Exercise requirements —
List every line below that contains the string "unselected", matching case exactly.

++++++

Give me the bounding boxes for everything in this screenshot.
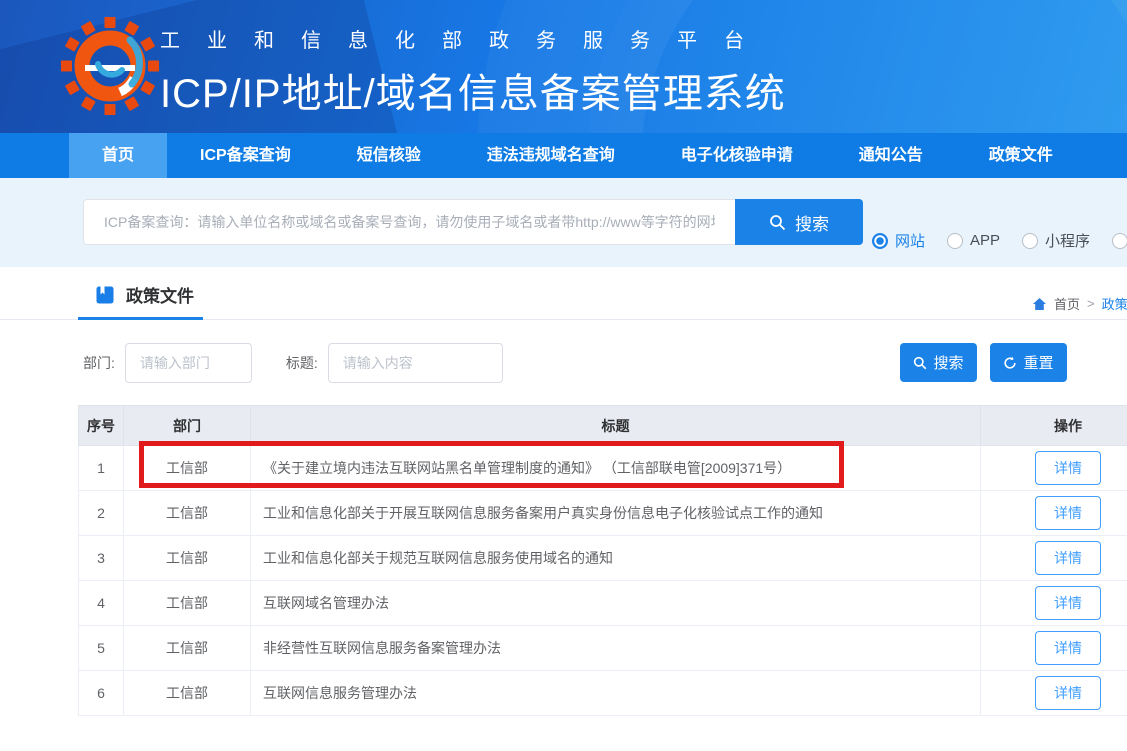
- system-title: ICP/IP地址/域名信息备案管理系统: [160, 61, 786, 119]
- detail-button[interactable]: 详情: [1035, 496, 1101, 530]
- refresh-icon: [1003, 356, 1017, 370]
- book-icon: [95, 285, 115, 305]
- cell-dept: 工信部: [124, 671, 251, 716]
- radio-unselected-icon: [1112, 233, 1127, 249]
- table-row: 6 工信部 互联网信息服务管理办法 详情: [79, 671, 1127, 716]
- nav-item-sms-verify[interactable]: 短信核验: [324, 133, 454, 178]
- filter-search-label: 搜索: [933, 352, 963, 373]
- page-title: 政策文件: [126, 282, 194, 307]
- breadcrumb-current: 政策文件: [1102, 294, 1127, 313]
- breadcrumb: 首页 > 政策文件: [1032, 294, 1127, 313]
- col-header-actions: 操作: [981, 406, 1127, 446]
- radio-app[interactable]: APP: [947, 232, 1000, 249]
- search-type-group: 网站 APP 小程序 快应用: [872, 230, 1127, 251]
- cell-dept: 工信部: [124, 536, 251, 581]
- col-header-title: 标题: [251, 406, 981, 446]
- platform-title: 工业和信息化部政务服务平台: [160, 24, 786, 53]
- title-filter-label: 标题:: [286, 353, 318, 373]
- search-icon: [769, 214, 786, 231]
- cell-no: 2: [79, 491, 124, 536]
- radio-unselected-icon: [1022, 233, 1038, 249]
- detail-button[interactable]: 详情: [1035, 451, 1101, 485]
- miit-logo-icon: [60, 16, 160, 116]
- filter-reset-label: 重置: [1023, 352, 1053, 373]
- nav-item-notices[interactable]: 通知公告: [826, 133, 956, 178]
- cell-title: 互联网信息服务管理办法: [251, 671, 981, 716]
- icp-search-input[interactable]: [83, 199, 735, 245]
- icp-search-button[interactable]: 搜索: [735, 199, 863, 245]
- cell-dept: 工信部: [124, 491, 251, 536]
- cell-no: 1: [79, 446, 124, 491]
- col-header-no: 序号: [79, 406, 124, 446]
- nav-item-home[interactable]: 首页: [69, 133, 167, 178]
- page-header: 工业和信息化部政务服务平台 ICP/IP地址/域名信息备案管理系统: [0, 0, 1127, 133]
- main-nav: 首页 ICP备案查询 短信核验 违法违规域名查询 电子化核验申请 通知公告 政策…: [0, 133, 1127, 178]
- title-filter-input[interactable]: [328, 343, 503, 383]
- radio-website[interactable]: 网站: [872, 230, 925, 251]
- table-row: 2 工信部 工业和信息化部关于开展互联网信息服务备案用户真实身份信息电子化核验试…: [79, 491, 1127, 536]
- col-header-dept: 部门: [124, 406, 251, 446]
- radio-selected-icon: [872, 233, 888, 249]
- nav-item-e-verify[interactable]: 电子化核验申请: [648, 133, 826, 178]
- policy-table: 序号 部门 标题 操作 1 工信部 《关于建立境内违法互联网站黑名单管理制度的通…: [78, 405, 1127, 716]
- radio-label: 网站: [895, 230, 925, 251]
- detail-button[interactable]: 详情: [1035, 586, 1101, 620]
- cell-no: 6: [79, 671, 124, 716]
- search-button-label: 搜索: [795, 210, 829, 235]
- detail-button[interactable]: 详情: [1035, 541, 1101, 575]
- cell-no: 4: [79, 581, 124, 626]
- table-header-row: 序号 部门 标题 操作: [79, 406, 1127, 446]
- table-row: 5 工信部 非经营性互联网信息服务备案管理办法 详情: [79, 626, 1127, 671]
- table-row: 4 工信部 互联网域名管理办法 详情: [79, 581, 1127, 626]
- icp-search-section: 搜索 网站 APP 小程序 快应用: [0, 178, 1127, 267]
- detail-button[interactable]: 详情: [1035, 631, 1101, 665]
- cell-dept: 工信部: [124, 626, 251, 671]
- radio-label: APP: [970, 232, 1000, 249]
- nav-item-policy[interactable]: 政策文件: [956, 133, 1086, 178]
- table-row: 1 工信部 《关于建立境内违法互联网站黑名单管理制度的通知》 （工信部联电管[2…: [79, 446, 1127, 491]
- cell-dept: 工信部: [124, 446, 251, 491]
- radio-quickapp[interactable]: 快应用: [1112, 230, 1127, 251]
- breadcrumb-home[interactable]: 首页: [1054, 294, 1080, 313]
- cell-title: 非经营性互联网信息服务备案管理办法: [251, 626, 981, 671]
- dept-filter-label: 部门:: [83, 353, 115, 373]
- cell-title: 工业和信息化部关于规范互联网信息服务使用域名的通知: [251, 536, 981, 581]
- radio-unselected-icon: [947, 233, 963, 249]
- radio-label: 小程序: [1045, 230, 1090, 251]
- cell-no: 5: [79, 626, 124, 671]
- cell-title: 《关于建立境内违法互联网站黑名单管理制度的通知》 （工信部联电管[2009]37…: [251, 446, 981, 491]
- search-icon: [913, 356, 927, 370]
- cell-no: 3: [79, 536, 124, 581]
- nav-item-icp-query[interactable]: ICP备案查询: [167, 133, 324, 178]
- home-icon: [1032, 297, 1047, 311]
- policy-content: 政策文件 首页 > 政策文件 部门: 标题: 搜索 重置: [0, 267, 1127, 751]
- cell-dept: 工信部: [124, 581, 251, 626]
- filter-reset-button[interactable]: 重置: [990, 343, 1067, 382]
- radio-miniprogram[interactable]: 小程序: [1022, 230, 1090, 251]
- filter-search-button[interactable]: 搜索: [900, 343, 977, 382]
- detail-button[interactable]: 详情: [1035, 676, 1101, 710]
- cell-title: 工业和信息化部关于开展互联网信息服务备案用户真实身份信息电子化核验试点工作的通知: [251, 491, 981, 536]
- dept-filter-input[interactable]: [125, 343, 252, 383]
- breadcrumb-separator: >: [1087, 296, 1095, 311]
- filter-form: 部门: 标题:: [83, 343, 503, 383]
- table-row: 3 工信部 工业和信息化部关于规范互联网信息服务使用域名的通知 详情: [79, 536, 1127, 581]
- cell-title: 互联网域名管理办法: [251, 581, 981, 626]
- nav-item-illegal-domain[interactable]: 违法违规域名查询: [454, 133, 648, 178]
- active-tab-underline: [78, 317, 203, 320]
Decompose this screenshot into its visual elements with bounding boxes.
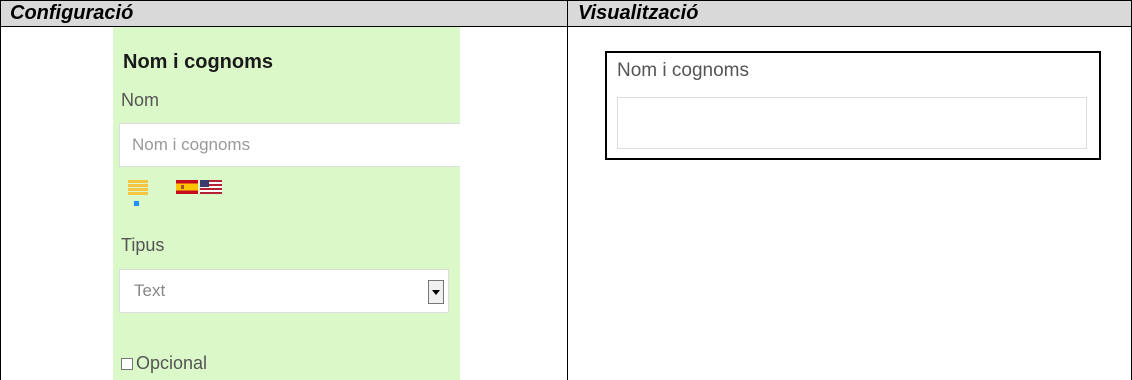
preview-column-header: Visualització [578, 2, 699, 24]
document-table: Configuració Visualització Nom i cognoms… [0, 0, 1132, 380]
type-select[interactable]: Text [119, 269, 449, 313]
config-column-header: Configuració [10, 2, 134, 24]
field-title: Nom i cognoms [123, 51, 274, 73]
config-panel: Nom i cognoms Nom Nom i cognoms Tipus Te… [113, 27, 460, 380]
preview-box: Nom i cognoms [605, 51, 1101, 160]
generic-language-icon[interactable] [128, 177, 148, 207]
chevron-down-icon[interactable] [428, 280, 444, 304]
name-label: Nom [121, 90, 160, 110]
preview-field-label: Nom i cognoms [617, 60, 749, 81]
us-flag-icon[interactable] [200, 180, 222, 194]
header-row: Configuració Visualització [0, 0, 1132, 27]
type-label: Tipus [121, 235, 165, 255]
name-input[interactable]: Nom i cognoms [119, 123, 460, 167]
optional-label: Opcional [136, 353, 208, 373]
table-divider [567, 0, 568, 380]
spanish-flag-icon[interactable] [176, 180, 198, 194]
language-selector [128, 177, 238, 207]
table-border-left [0, 0, 1, 380]
optional-checkbox-row[interactable]: Opcional [121, 353, 207, 375]
optional-checkbox[interactable] [121, 358, 133, 370]
preview-input[interactable] [617, 97, 1087, 149]
type-select-value: Text [134, 281, 166, 300]
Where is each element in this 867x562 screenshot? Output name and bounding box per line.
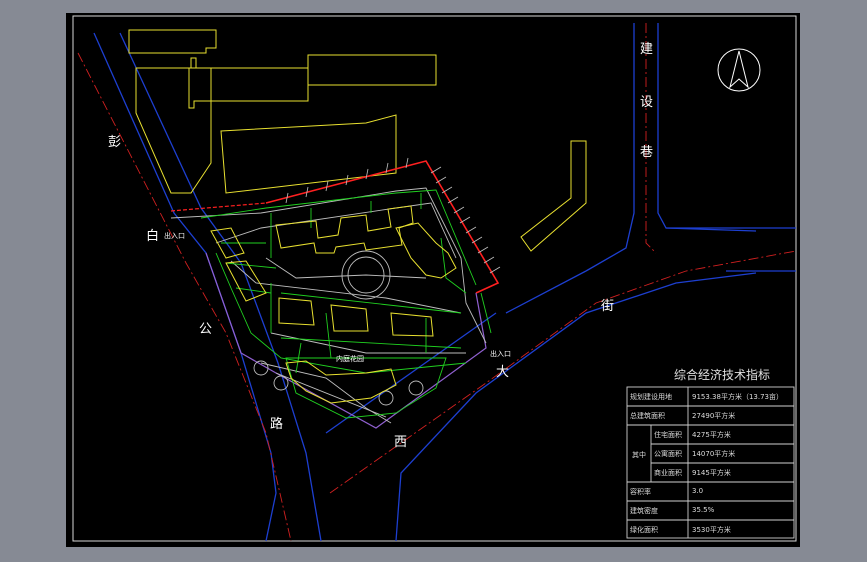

++++++

Exercise solution —
- radio-unselected-icon: [1112, 233, 1127, 249]
- radio-unselected-icon: [1022, 233, 1038, 249]
- radio-unselected-icon: [947, 233, 963, 249]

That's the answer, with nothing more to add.